Items listed in a dataset:
■ ■ ■

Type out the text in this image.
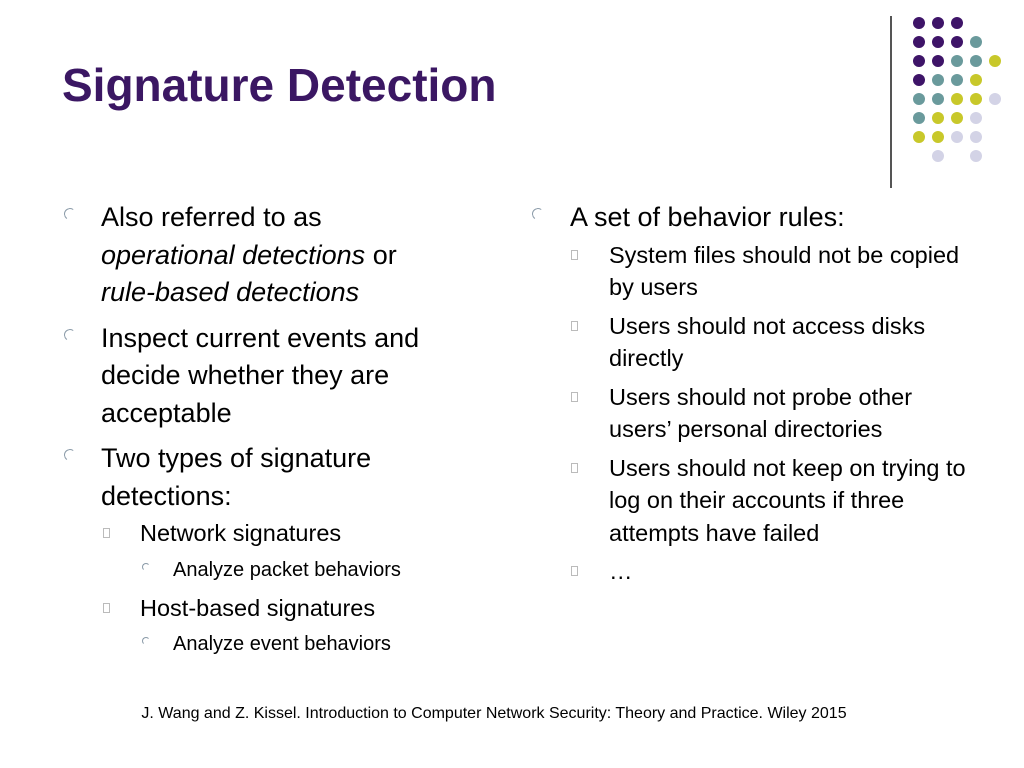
Signature Detection
Also referred to as
operational detections or
rule-based detections
Inspect current events and decide whether they are acceptable
Two types of signature detections:
Network signatures
Analyze packet behaviors
Host-based signatures
Analyze event behaviors
A set of behavior rules:
System files should not be copied by users
Users should not access disks directly
Users should not probe other users’ personal directories
Users should not keep on trying to log on their accounts if three attempts have failed
…
J. Wang and Z. Kissel. Introduction to Computer Network Security: Theory and Practice. Wiley 2015
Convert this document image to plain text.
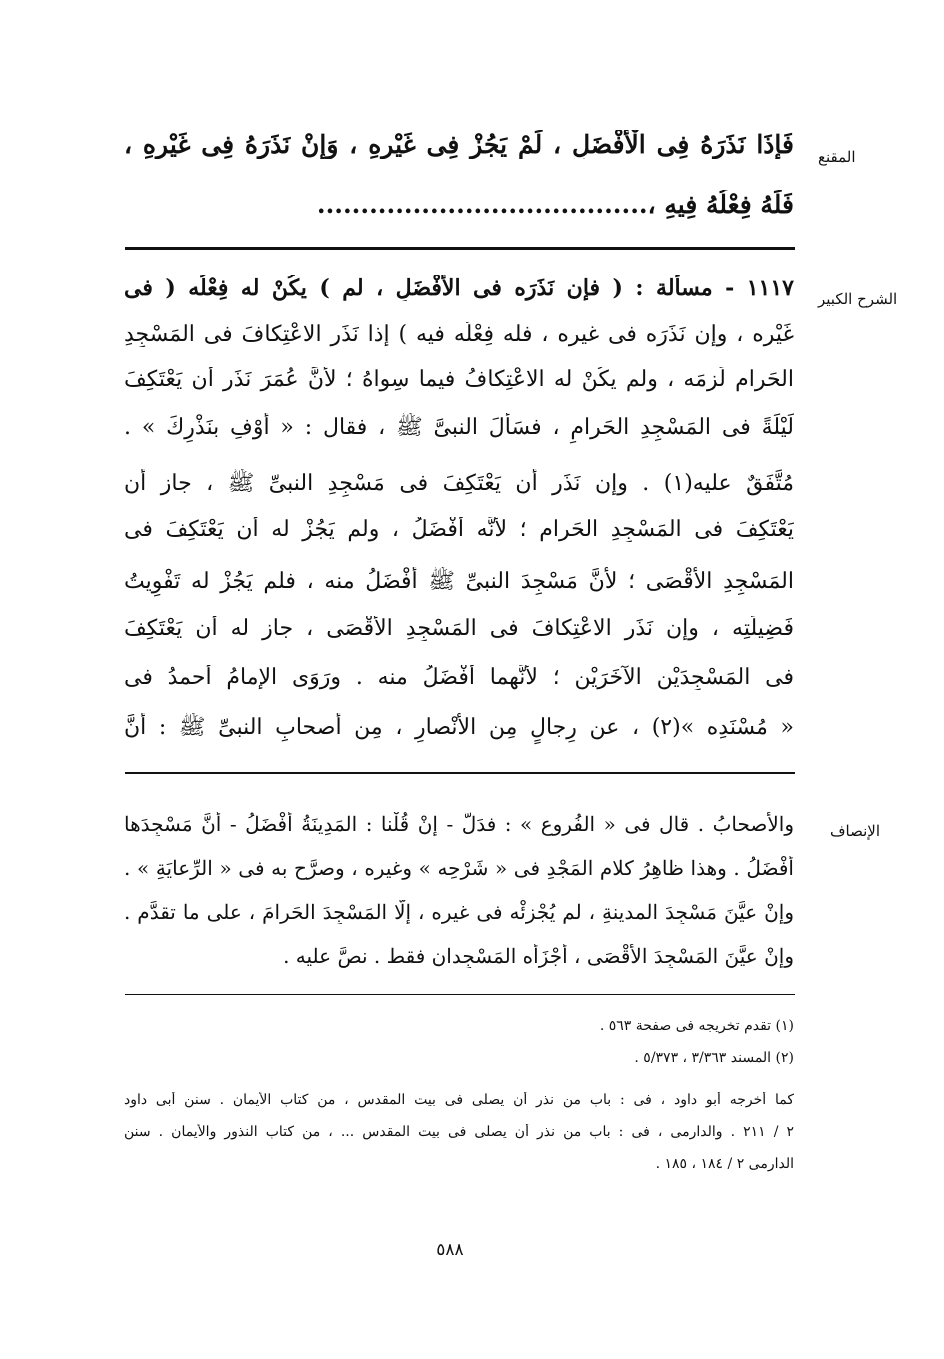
المقنع
الشرح الكبير
الإنصاف
فَإِذَا نَذَرَهُ فِى الْأَفْضَلِ ، لَمْ يَجُزْ فِى غَيْرِهِ ، وَإِنْ نَذَرَهُ فِى غَيْرِهِ ،
فَلَهُ فِعْلُهُ فِيهِ ،......................................
١١١٧ - مسألة : ( فإن نَذَرَه فى الأَفْضَلِ ، لم ) يكُنْ له فِعْلُه ( فى
غَيْرِه ، وإن نَذَرَه فى غيره ، فله فِعْلُه فيه ) إذا نَذَر الاعْتِكافَ فى المَسْجِدِ
الحَرامِ لَزِمَه ، ولم يكُنْ له الاعْتِكافُ فيما سِواهُ ؛ لأنَّ عُمَرَ نَذَر أن يَعْتَكِفَ
لَيْلَةً فى المَسْجِدِ الحَرامِ ، فسَأَلَ النبىَّ ﷺ ، فقال : « أَوْفِ بنَذْرِكَ » .
مُتَّفَقٌ عليه(١) . وإن نَذَر أن يَعْتَكِفَ فى مَسْجِدِ النبىِّ ﷺ ، جاز أن
يَعْتَكِفَ فى المَسْجِدِ الحَرامِ ؛ لأنَّه أَفْضَلُ ، ولم يَجُزْ له أن يَعْتَكِفَ فى
المَسْجِدِ الأقْصَى ؛ لأنَّ مَسْجِدَ النبىِّ ﷺ أفْضَلُ منه ، فلم يَجُزْ له تَفْوِيتُ
فَضِيلَتِه ، وإن نَذَر الاعْتِكافَ فى المَسْجِدِ الأقْصَى ، جاز له أن يَعْتَكِفَ
فى المَسْجِدَيْنِ الآخَرَيْنِ ؛ لأنَّهما أفْضَلُ منه . ورَوَى الإمامُ أحمدُ فى
« مُسْنَدِه »(٢) ، عن رِجالٍ مِن الأنْصارِ ، مِن أصحابِ النبىِّ ﷺ : أنَّ
والأصحابُ . قال فى « الفُروعِ » : فدَلَّ - إنْ قُلْنا : المَدِينَةُ أفْضَلُ - أنَّ مَسْجِدَها
أفْضَلُ . وهذا ظاهِرُ كلامِ المَجْدِ فى « شَرْحِه » وغيرِه ، وصرَّح به فى « الرِّعايَةِ » .
وإنْ عيَّنَ مَسْجِدَ المدينةِ ، لم يُجْزِئْه فى غيرِه ، إلَّا المَسْجِدَ الحَرامَ ، على ما تقدَّم .
وإنْ عيَّنَ المَسْجِدَ الأَقْصَى ، أجْزَأه المَسْجِدان فقط . نصَّ عليه .
(١) تقدم تخريجه فى صفحة ٥٦٣ .
(٢) المسند ٣/٣٦٣ ، ٥/٣٧٣ .
كما أخرجه أبو داود ، فى : باب من نذر أن يصلى فى بيت المقدس ، من كتاب الأيمان . سنن أبى داود
٢ / ٢١١ . والدارمى ، فى : باب من نذر أن يصلى فى بيت المقدس ... ، من كتاب النذور والأيمان . سنن
الدارمى ٢ / ١٨٤ ، ١٨٥ .
٥٨٨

■ ■ ■

What you have to do:
Search the listing for the string "based". Copy each line where it turns up.

Written solution:
rule-based detections
Host-based signatures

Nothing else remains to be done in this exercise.